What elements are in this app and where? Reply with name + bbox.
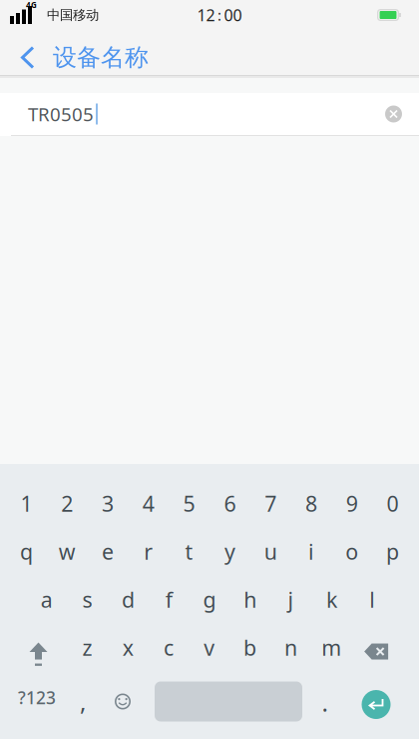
button[interactable]: v xyxy=(189,624,230,672)
button[interactable]: ?123 xyxy=(6,672,68,732)
staticText: 5 xyxy=(184,489,196,518)
button[interactable]: x xyxy=(108,624,149,672)
staticText: f xyxy=(166,585,173,614)
button[interactable]: z xyxy=(67,624,108,672)
button[interactable]: l xyxy=(353,576,394,624)
staticText: x xyxy=(123,633,134,662)
staticText: i xyxy=(309,537,315,566)
button[interactable]: q xyxy=(6,528,47,576)
button[interactable]: i xyxy=(292,528,332,576)
button[interactable] xyxy=(6,624,67,672)
staticText: 中国移动 xyxy=(47,7,99,23)
staticText: q xyxy=(20,537,33,566)
staticText: 4G xyxy=(26,0,37,10)
button[interactable]: g xyxy=(190,576,230,624)
button[interactable]: j xyxy=(271,576,312,624)
staticText: n xyxy=(285,633,298,662)
button[interactable]: . xyxy=(303,672,348,732)
button[interactable]: 9 xyxy=(332,480,373,528)
staticText: d xyxy=(122,585,135,614)
staticText: o xyxy=(346,537,359,566)
button[interactable]: 1 xyxy=(6,480,47,528)
button[interactable]: 4 xyxy=(128,480,169,528)
button[interactable]: k xyxy=(312,576,353,624)
staticText: z xyxy=(82,633,92,662)
staticText: y xyxy=(225,537,236,566)
staticText: . xyxy=(322,687,328,718)
staticText: j xyxy=(289,585,295,614)
button[interactable]: f xyxy=(149,576,190,624)
staticText: 4 xyxy=(143,489,155,518)
button[interactable]: h xyxy=(230,576,271,624)
staticText: l xyxy=(370,585,376,614)
staticText: 00 xyxy=(224,4,242,26)
button[interactable]: e xyxy=(88,528,128,576)
button[interactable] xyxy=(386,106,403,122)
staticText: u xyxy=(265,537,278,566)
button[interactable] xyxy=(348,672,406,732)
button[interactable]: d xyxy=(108,576,149,624)
button[interactable]: , xyxy=(68,672,98,732)
staticText: 3 xyxy=(102,489,114,518)
staticText: 2 xyxy=(61,489,73,518)
staticText: r xyxy=(144,537,153,566)
staticText: g xyxy=(204,585,216,614)
staticText: 6 xyxy=(224,489,236,518)
button[interactable]: n xyxy=(271,624,312,672)
button[interactable]: o xyxy=(332,528,373,576)
staticText: e xyxy=(102,537,114,566)
button[interactable]: 2 xyxy=(47,480,88,528)
button[interactable]: y xyxy=(210,528,251,576)
staticText: p xyxy=(387,537,400,566)
staticText: t xyxy=(186,537,194,566)
button[interactable]: TR0505 xyxy=(0,93,420,135)
button[interactable]: 8 xyxy=(292,480,332,528)
staticText: b xyxy=(244,633,257,662)
staticText: 8 xyxy=(306,489,318,518)
button[interactable]: w xyxy=(47,528,88,576)
staticText: 7 xyxy=(265,489,277,518)
staticText: ?123 xyxy=(18,686,56,709)
staticText: s xyxy=(83,585,93,614)
staticText: 12 xyxy=(198,4,216,26)
staticText: m xyxy=(322,633,342,662)
button[interactable]: m xyxy=(312,624,353,672)
button[interactable]: a xyxy=(26,576,67,624)
staticText: w xyxy=(59,537,76,566)
button[interactable]: 0 xyxy=(373,480,414,528)
staticText: v xyxy=(204,633,215,662)
staticText: : xyxy=(218,5,222,25)
button[interactable]: t xyxy=(169,528,210,576)
button[interactable]: 7 xyxy=(251,480,292,528)
staticText: TR0505 xyxy=(28,102,94,126)
button[interactable]: u xyxy=(251,528,292,576)
button[interactable] xyxy=(155,682,303,722)
button[interactable]: 5 xyxy=(169,480,210,528)
staticText: a xyxy=(41,585,53,614)
button[interactable]: c xyxy=(149,624,189,672)
staticText: 1 xyxy=(20,489,32,518)
staticText: h xyxy=(244,585,257,614)
staticText: , xyxy=(80,686,86,718)
button[interactable]: p xyxy=(373,528,414,576)
staticText: 设备名称 xyxy=(53,43,149,72)
staticText: k xyxy=(327,585,338,614)
button[interactable]: b xyxy=(230,624,271,672)
button[interactable]: 3 xyxy=(88,480,128,528)
button[interactable]: s xyxy=(67,576,108,624)
button[interactable] xyxy=(353,624,402,672)
button[interactable] xyxy=(98,672,148,732)
button[interactable]: 设备名称 xyxy=(0,38,149,67)
staticText: c xyxy=(164,633,174,662)
button[interactable]: 6 xyxy=(210,480,251,528)
staticText: 9 xyxy=(347,489,359,518)
staticText: 0 xyxy=(388,489,400,518)
button[interactable]: r xyxy=(128,528,169,576)
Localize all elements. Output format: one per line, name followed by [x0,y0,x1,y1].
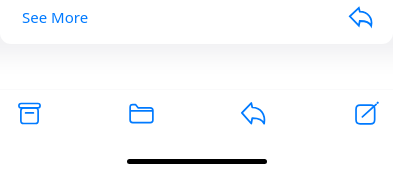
button[interactable]: See More [0,0,393,44]
button[interactable]: Reply [349,7,373,27]
button[interactable]: Move to folder [119,91,163,135]
button[interactable]: Archive [7,91,51,135]
button[interactable]: Compose [344,91,388,135]
staticText: See More [22,7,89,27]
button[interactable]: Reply [231,91,275,135]
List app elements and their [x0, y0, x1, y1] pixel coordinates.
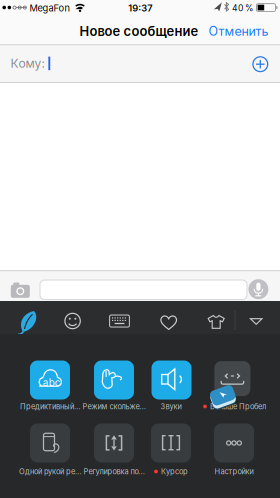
staticText: Отменить — [208, 24, 268, 39]
button[interactable]: Избранное — [160, 315, 178, 331]
staticText: Предиктивный… — [20, 402, 80, 411]
staticText: Режим скольже… — [82, 402, 146, 411]
button[interactable]: Регулировка по высоте — [94, 424, 134, 462]
button[interactable]: Одной рукой режим — [30, 424, 70, 462]
button[interactable]: Камера — [8, 281, 32, 299]
staticText: Одной рукой ре… — [19, 467, 81, 476]
button[interactable]: Отменить — [208, 24, 268, 39]
staticText: MegaFon — [30, 2, 70, 14]
button[interactable]: Больше Пробел — [214, 361, 250, 396]
staticText: Больше Пробел — [210, 402, 266, 411]
button[interactable]: Звуки — [152, 360, 192, 400]
button[interactable]: Swype — [14, 310, 40, 336]
button[interactable]: Эмодзи — [64, 312, 81, 330]
staticText: Новое сообщение — [80, 23, 198, 39]
button[interactable]: Темы — [207, 314, 225, 330]
button[interactable]: Диктовка — [248, 279, 268, 299]
staticText: Звуки — [160, 402, 182, 411]
staticText: Курсор — [161, 467, 188, 476]
button[interactable]: Курсор — [151, 424, 191, 462]
button[interactable]: Режим скольжения — [94, 360, 134, 400]
button[interactable]: Настройки — [214, 424, 254, 462]
staticText: abc — [43, 376, 61, 389]
staticText: Настройки — [214, 467, 254, 476]
staticText: 19:37 — [128, 2, 152, 14]
button[interactable]: Свернуть — [249, 318, 263, 326]
button[interactable]: Добавить контакт — [251, 55, 269, 73]
button[interactable]: Клавиатура — [109, 314, 130, 328]
staticText: Регулировка по… — [84, 467, 144, 476]
staticText: Кому: — [10, 56, 44, 70]
staticText: 40 % — [232, 3, 253, 13]
button[interactable]: Предиктивный ввод — [30, 360, 70, 400]
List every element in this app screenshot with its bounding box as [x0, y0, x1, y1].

☆ ☆ ☆ ☆ ☆ ☆ ☆

● TASK GOAL: Copy the listing above, beginning at the line that has "button[interactable]: See More [0,0,393,44]" and stopping after the line that has "List app elements". Swap "Compose" for "New Message" and leave everything else in those lines unchanged.

● THE SOLUTION:
button[interactable]: See More [0,0,393,44]
button[interactable]: Reply [349,7,373,27]
button[interactable]: Move to folder [119,91,163,135]
button[interactable]: Archive [7,91,51,135]
button[interactable]: New Message [344,91,388,135]
staticText: See More [22,7,89,27]
button[interactable]: Reply [231,91,275,135]
List app elements and their [x0, y0, x1, y1] pixel coordinates.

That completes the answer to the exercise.